▶ [Set task]: Can you find the lines of the listing that include "美观矩形" and copy every one?

▶ [Data rows]:
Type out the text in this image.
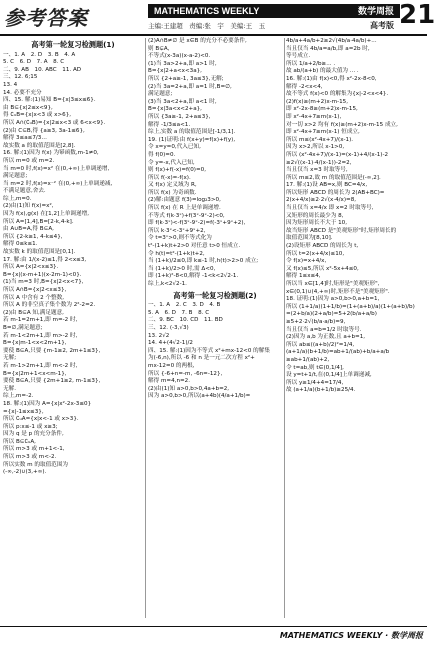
参考答案	MATHEMATICS WEEKLY	数学周报
主编:王建超　责编:张　宇　美编:王　玉	高考版 21
高考第一轮复习检测题(1)
一、1. A　2. D　3. B　4. A
5. C　6. D　7. A　8. C
二、9. AB　10. ABC　11. AD
三、12. 6;15
13. 4
14. 必要不充分
四、15. 解:(1)易知 B={x|3≤x≤6}.
由 B⊆{x|2≤x<9},
得 ∁ᵤB={x|x<3 或 x>6},
所以 A∩(∁ᵤB)={x|2≤x<3 或 6<x<9}.
(2)由 C⊆B,得 {a≥3, 3a-1≤6},
解得 3≤a≤7/3…
故实数 a 的取值范围是[2,8].
16. 解:(1)因为 f(x) 为幂函数,m-1≠0,
所以 m=0 或 m=2.
当 m=0 时,f(x)=x² 在(0,+∞)上单调递增,
满足题意;
当 m=2 时,f(x)=x⁻² 在(0,+∞)上单调递减,
不满足题意,舍去.
综上,m=0.
(2)由(1)知 f(x)=x²,
因为 f(x),g(x) 在[1,2]上单调递增,
所以 A=[1,4],B=[2-k,4-k].
由 A∪B=A,得 B⊆A,
所以 {2-k≥1, 4-k≤4},
解得 0≤k≤1.
故实数 k 的取值范围是[0,1].
17. 解:由 1/(x-2)≤1,得 2<x≤3,
所以 A={x|2<x≤3}.
B={x|(x-m+1)(x-2m-1)<0}.
(1)当 m=3 时,B={x|2<x<7},
所以 A∩B={x|2<x≤3},
所以 A 中含有 2 个整数,
所以 A 的非空真子集个数为 2²-2=2.
(2)由 B⊆A 知,满足题意,
若 m-1=2m+1,即 m=-2 时,
B=∅,满足题意;
若 m-1<2m+1,即 m>-2 时,
B={x|m-1<x<2m+1},
要使 B⊆A,只要 {m-1≥2, 2m+1≤3},
无解;
若 m-1>2m+1,即 m<-2 时,
B={x|2m+1<x<m-1},
要使 B⊆A,只要 {2m+1≥2, m-1≤3},
无解.
综上,m=-2.
18. 解:(1)因为 A={x|x²-2x-3≤0}
={x|-1≤x≤3},
所以 ∁ᵤA={x|x<-1 或 x>3}.
所以 p:x≤-1 或 x≥3;
因为 q 是 p 的充分条件,
所以 B⊆∁ᵤA,
所以 m>3 或 m+1<-1,
所以 m>3 或 m<-2.
所以实数 m 的取值范围为
(-∞,-2)∪(3,+∞).
(2)A∩B≠∅ 是 x∈B 的充分不必要条件,
则 B⊊A,
不等式(x-3a)(x-a-2)<0.
(1)当 3a>2+a,即 a>1 时,
B={x|2+a<x<3a},
所以 {2+a≥-1, 3a≤3},无解;
(2)当 3a=2+a,即 a=1 时,B=∅,
满足题意;
(3)当 3a<2+a,即 a<1 时,
B={x|3a<x<2+a},
所以 {3a≥-1, 2+a≤3},
解得 -1/3≤a<1.
综上,实数 a 的取值范围是[-1/3,1].
19. (1)证明:由 f(x+y)=f(x)+f(y),
令 x=y=0,代入已知,
得 f(0)=0.
令 y=-x,代入已知,
则 f(x)+f(-x)=f(0)=0,
所以 f(-x)=-f(x).
又 f(x) 定义域为 R,
所以 f(x) 为奇函数.
(2)解:由题意 f(3)=log₂3>0,
所以 f(x) 在 R 上是单调递增.
不等式 f(k·3ˣ)+f(3ˣ-9ˣ-2)<0,
即 f(k·3ˣ)<-f(3ˣ-9ˣ-2)=f(-3ˣ+9ˣ+2),
所以 k·3ˣ<-3ˣ+9ˣ+2,
令 t=3ˣ>0,则不等式化为
t²-(1+k)t+2>0 对任意 t>0 恒成立.
令 h(t)=t²-(1+k)t+2,
当 (1+k)/2≤0,即 k≤-1 时,h(t)>2>0 成立;
当 (1+k)/2>0 时,需 Δ<0,
即 (1+k)²-8<0,解得 -1<k<2√2-1.
综上,k<2√2-1.
高考第一轮复习检测题(2)
一、1. A　2. C　3. D　4. B
5. A　6. D　7. B　8. C
二、9. BC　10. CD　11. BD
三、12. (-3,√3)
13. 2√2
14. 4+(4√2-1)/2
四、15. 解:(1)因为不等式 x²+mx-12<0 的解集
为(-6,n),所以 -6 和 n 是一元二次方程 x²+
mx-12=0 的两根,
所以 {-6+n=-m, -6n=-12},
解得 m=4,n=2.
(2)由(1)知 a>0,b>0,4a+b=2,
因为 a>0,b>0,所以(a+4b)(4/a+1/b)=
4b/a+4a/b+2≥2√(4b/a·4a/b)+...
当且仅当 4b/a=a/b,即 a=2b 时,
等号成立.
所以 1/a+2/b≥... .
故 ab/(a+b) 的最大值为 ... .
16. 解:(1)由 f(x)<0,得 x²-2x-8<0,
解得 -2<x<4,
故不等式 f(x)<0 的解集为{x|-2<x<4}.
(2)f(x)≥(m+2)x-m-15,
即 x²-2x-8≥(m+2)x-m-15,
即 x²-4x+7≥m(x-1),
对一切 x>2 均有 f(x)≥(m+2)x-m-15 成立,
即 x²-4x+7≥m(x-1) 恒成立,
所以 m≤(x²-4x+7)/(x-1).
因为 x>2,所以 x-1>0,
所以 (x²-4x+7)/(x-1)=(x-1)+4/(x-1)-2
≥2√((x-1)·4/(x-1))-2=2,
当且仅当 x=3 时取等号,
所以 m≤2,故 m 的取值范围是(-∞,2].
17. 解:(1)设 AB=x,则 BC=4/x,
所以矩形 ABCD 的周长为 2(AB+BC)=
2(x+4/x)≥2·2√(x·4/x)=8,
当且仅当 x=4/x 即 x=2 时取等号,
又矩形的周长最少为 8,
因为矩形周长不大于 10,
故当矩形 ABCD 是"美观矩形"时,矩形周长的
取值范围为[8,10].
(2)设矩形 ABCD 的周长为 t,
所以 t=2(x+4/x)≤10,
令 f(x)=x+4/x,
又 f(x)≤5,所以 x²-5x+4≤0,
解得 1≤x≤4,
所以当 x∈[1,4]时,矩形是"美观矩形",
x∈(0,1)∪(4,+∞)时,矩形不是"美观矩形".
18. 证明:(1)因为 a>0,b>0,a+b=1,
所以 (1+1/a)(1+1/b)=(1+(a+b)/a)(1+(a+b)/b)
=(2+b/a)(2+a/b)=5+2(b/a+a/b)
≥5+2·2√(b/a·a/b)=9,
当且仅当 a=b=1/2 时取等号.
(2)因为 a,b 为正数,且 a+b=1,
所以 ab≤((a+b)/2)²=1/4,
(a+1/a)(b+1/b)=ab+1/(ab)+b/a+a/b
≥ab+1/(ab)+2,
令 t=ab,则 t∈(0,1/4],
设 y=t+1/t,在(0,1/4]上单调递减,
所以 y≥1/4+4=17/4,
故 (a+1/a)(b+1/b)≥25/4.
MATHEMATICS WEEKLY · 数学周报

▶ [Written answer]:
故当矩形 ABCD 是"美观矩形"时,矩形周长的
所以当 x∈[1,4]时,矩形是"美观矩形",
x∈(0,1)∪(4,+∞)时,矩形不是"美观矩形".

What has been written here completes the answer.